Exercise:
Scan the data below for the string "style". Show every line where it turns up.

Available records:
▼▼▼

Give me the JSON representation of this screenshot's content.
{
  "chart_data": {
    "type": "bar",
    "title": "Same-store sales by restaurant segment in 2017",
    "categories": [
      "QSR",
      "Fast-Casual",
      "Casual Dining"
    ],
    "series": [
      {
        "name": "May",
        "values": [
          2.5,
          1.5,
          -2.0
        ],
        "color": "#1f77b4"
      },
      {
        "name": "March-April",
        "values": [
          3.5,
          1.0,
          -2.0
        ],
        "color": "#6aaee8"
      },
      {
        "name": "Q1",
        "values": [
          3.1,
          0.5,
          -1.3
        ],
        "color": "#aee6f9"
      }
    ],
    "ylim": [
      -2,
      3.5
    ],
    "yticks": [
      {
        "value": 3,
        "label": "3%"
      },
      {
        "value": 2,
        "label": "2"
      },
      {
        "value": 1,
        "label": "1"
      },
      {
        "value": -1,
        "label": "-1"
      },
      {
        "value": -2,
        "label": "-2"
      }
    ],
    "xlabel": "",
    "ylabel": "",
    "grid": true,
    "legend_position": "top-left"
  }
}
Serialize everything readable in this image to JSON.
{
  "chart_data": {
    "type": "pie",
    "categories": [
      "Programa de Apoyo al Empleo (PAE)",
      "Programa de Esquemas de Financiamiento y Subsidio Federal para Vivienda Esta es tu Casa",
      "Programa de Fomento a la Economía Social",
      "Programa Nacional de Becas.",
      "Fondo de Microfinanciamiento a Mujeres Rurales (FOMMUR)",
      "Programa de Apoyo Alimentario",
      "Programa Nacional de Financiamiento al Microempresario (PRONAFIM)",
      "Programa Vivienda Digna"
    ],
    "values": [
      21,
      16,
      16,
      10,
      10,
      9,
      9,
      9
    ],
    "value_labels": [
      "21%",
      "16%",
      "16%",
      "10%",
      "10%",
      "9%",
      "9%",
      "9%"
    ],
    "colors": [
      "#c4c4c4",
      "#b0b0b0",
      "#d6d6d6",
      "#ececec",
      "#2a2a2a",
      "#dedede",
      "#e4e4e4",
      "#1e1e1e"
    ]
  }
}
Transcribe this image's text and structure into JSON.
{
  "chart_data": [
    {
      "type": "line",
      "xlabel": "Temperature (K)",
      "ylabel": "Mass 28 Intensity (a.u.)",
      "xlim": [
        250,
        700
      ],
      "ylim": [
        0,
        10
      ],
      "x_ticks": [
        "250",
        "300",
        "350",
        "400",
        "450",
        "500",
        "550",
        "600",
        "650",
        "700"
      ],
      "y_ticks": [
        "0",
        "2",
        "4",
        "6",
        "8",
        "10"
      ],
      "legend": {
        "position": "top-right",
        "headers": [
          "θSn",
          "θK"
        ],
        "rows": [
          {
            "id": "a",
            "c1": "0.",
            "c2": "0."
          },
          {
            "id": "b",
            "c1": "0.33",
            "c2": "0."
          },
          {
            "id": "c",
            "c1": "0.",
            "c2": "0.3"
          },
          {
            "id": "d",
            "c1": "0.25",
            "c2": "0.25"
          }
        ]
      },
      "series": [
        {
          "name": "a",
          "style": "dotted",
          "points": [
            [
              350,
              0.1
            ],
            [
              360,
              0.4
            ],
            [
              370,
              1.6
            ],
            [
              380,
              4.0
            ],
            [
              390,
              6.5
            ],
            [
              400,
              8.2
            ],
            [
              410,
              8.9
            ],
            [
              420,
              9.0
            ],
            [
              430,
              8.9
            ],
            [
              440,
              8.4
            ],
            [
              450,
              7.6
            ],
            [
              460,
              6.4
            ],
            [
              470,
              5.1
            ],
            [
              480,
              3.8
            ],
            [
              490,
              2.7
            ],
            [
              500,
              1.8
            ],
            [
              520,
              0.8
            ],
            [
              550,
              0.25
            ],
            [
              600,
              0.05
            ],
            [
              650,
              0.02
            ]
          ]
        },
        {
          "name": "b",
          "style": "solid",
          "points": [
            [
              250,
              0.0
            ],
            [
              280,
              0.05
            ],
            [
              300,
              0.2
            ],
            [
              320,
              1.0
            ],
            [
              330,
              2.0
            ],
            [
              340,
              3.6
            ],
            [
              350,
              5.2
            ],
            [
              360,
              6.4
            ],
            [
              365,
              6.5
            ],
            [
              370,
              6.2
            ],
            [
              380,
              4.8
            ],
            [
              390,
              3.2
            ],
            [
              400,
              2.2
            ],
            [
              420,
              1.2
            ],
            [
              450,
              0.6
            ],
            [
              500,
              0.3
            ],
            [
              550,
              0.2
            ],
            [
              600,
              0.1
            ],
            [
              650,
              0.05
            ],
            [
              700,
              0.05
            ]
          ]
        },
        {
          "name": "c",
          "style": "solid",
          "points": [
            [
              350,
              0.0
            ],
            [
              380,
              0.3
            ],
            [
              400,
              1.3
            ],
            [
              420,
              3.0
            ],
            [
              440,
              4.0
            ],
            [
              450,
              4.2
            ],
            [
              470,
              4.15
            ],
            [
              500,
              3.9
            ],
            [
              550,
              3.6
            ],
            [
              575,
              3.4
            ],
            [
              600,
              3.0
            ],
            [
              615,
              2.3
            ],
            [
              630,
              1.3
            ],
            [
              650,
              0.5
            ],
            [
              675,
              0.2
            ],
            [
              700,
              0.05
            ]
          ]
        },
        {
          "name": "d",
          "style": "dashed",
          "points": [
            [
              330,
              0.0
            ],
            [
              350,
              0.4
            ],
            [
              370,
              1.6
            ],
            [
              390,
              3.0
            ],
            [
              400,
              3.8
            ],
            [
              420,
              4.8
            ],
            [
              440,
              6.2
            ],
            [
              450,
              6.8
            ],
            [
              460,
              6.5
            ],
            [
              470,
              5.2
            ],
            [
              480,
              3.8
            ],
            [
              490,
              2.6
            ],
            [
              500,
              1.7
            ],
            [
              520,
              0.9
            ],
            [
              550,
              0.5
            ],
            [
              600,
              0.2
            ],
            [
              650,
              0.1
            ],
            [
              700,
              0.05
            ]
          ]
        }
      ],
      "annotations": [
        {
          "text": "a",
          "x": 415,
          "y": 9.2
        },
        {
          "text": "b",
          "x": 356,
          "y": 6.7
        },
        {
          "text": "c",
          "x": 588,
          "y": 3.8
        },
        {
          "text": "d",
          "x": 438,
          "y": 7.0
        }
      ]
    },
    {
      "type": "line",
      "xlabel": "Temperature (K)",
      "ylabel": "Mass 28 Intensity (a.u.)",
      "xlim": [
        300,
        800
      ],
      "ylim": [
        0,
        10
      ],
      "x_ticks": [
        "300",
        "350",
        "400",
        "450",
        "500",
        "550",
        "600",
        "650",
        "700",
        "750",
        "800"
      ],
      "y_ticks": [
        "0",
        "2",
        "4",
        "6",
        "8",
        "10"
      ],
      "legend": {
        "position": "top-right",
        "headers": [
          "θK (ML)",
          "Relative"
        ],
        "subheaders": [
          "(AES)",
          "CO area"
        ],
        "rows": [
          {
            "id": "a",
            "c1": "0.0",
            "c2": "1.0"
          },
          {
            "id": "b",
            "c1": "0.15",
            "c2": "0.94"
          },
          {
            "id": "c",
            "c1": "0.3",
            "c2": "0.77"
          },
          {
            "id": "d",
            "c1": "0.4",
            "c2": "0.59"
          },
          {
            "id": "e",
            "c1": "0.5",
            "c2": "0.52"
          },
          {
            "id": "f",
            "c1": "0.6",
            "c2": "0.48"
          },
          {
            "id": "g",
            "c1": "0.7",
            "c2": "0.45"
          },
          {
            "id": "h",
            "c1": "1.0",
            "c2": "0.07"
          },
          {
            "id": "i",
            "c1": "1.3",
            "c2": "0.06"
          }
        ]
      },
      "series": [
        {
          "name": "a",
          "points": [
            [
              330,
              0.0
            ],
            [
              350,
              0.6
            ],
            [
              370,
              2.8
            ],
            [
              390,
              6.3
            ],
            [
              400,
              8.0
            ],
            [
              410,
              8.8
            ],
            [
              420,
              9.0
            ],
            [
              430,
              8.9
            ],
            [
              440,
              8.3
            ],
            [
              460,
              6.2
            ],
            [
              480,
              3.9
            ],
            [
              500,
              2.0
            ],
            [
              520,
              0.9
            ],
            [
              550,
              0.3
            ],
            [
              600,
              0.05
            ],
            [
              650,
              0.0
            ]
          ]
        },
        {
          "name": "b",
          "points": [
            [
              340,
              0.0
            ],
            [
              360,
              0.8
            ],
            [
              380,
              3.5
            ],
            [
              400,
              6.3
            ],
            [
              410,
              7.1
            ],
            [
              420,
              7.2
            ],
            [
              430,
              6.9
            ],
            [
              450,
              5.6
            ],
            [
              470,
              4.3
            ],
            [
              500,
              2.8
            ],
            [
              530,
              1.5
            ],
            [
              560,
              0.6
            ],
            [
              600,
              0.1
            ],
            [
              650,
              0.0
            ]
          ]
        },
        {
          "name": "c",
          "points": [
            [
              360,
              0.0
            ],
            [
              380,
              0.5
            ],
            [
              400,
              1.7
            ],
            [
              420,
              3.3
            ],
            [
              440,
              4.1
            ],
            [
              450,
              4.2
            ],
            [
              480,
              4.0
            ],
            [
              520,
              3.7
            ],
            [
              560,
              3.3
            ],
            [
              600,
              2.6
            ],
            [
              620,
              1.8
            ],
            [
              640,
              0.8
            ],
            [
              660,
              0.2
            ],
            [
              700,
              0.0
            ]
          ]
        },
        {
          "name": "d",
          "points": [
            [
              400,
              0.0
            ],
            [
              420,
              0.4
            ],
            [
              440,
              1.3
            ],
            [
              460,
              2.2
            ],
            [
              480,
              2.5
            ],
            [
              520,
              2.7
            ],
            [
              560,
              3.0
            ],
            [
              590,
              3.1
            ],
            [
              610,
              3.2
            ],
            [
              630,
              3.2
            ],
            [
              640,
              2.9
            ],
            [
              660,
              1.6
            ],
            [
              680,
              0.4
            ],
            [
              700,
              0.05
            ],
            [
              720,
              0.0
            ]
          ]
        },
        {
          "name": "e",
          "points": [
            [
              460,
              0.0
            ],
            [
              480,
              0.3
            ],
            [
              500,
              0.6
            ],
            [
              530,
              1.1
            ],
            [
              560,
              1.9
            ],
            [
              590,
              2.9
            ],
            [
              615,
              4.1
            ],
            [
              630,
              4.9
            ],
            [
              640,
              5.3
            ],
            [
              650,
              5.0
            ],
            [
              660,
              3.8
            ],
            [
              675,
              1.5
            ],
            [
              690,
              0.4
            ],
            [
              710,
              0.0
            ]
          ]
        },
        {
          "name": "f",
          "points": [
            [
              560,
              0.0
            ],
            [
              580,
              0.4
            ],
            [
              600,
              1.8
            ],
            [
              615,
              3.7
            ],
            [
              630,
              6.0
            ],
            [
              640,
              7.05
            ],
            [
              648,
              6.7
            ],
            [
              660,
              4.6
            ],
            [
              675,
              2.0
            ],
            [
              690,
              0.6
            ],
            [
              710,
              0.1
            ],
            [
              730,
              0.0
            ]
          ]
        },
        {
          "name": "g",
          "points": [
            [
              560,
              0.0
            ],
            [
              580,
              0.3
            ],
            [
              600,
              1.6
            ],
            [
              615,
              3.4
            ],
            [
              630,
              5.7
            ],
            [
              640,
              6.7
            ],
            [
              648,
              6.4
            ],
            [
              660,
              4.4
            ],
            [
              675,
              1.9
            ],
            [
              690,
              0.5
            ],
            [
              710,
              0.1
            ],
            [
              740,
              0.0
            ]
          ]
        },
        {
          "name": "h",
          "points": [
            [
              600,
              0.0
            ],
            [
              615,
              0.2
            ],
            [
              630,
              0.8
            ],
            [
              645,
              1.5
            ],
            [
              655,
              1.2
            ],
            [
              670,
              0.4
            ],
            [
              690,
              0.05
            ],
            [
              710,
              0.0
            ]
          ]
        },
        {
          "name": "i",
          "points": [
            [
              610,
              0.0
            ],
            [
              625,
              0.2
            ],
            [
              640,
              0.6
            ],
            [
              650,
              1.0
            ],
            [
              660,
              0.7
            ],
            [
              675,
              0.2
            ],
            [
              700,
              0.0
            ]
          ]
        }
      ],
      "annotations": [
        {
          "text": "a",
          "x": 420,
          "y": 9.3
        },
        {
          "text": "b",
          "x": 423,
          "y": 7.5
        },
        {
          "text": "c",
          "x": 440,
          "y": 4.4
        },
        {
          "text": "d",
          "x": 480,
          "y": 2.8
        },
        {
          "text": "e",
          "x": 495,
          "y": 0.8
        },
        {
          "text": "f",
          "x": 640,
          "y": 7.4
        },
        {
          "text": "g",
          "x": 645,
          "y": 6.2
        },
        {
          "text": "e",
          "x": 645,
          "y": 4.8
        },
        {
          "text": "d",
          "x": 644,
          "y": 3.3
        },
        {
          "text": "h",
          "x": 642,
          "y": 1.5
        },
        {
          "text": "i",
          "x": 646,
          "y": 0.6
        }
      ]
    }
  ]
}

▲▲▲

The answer:
          "style": "dotted",
          "style": "solid",
          "style": "solid",
          "style": "dashed",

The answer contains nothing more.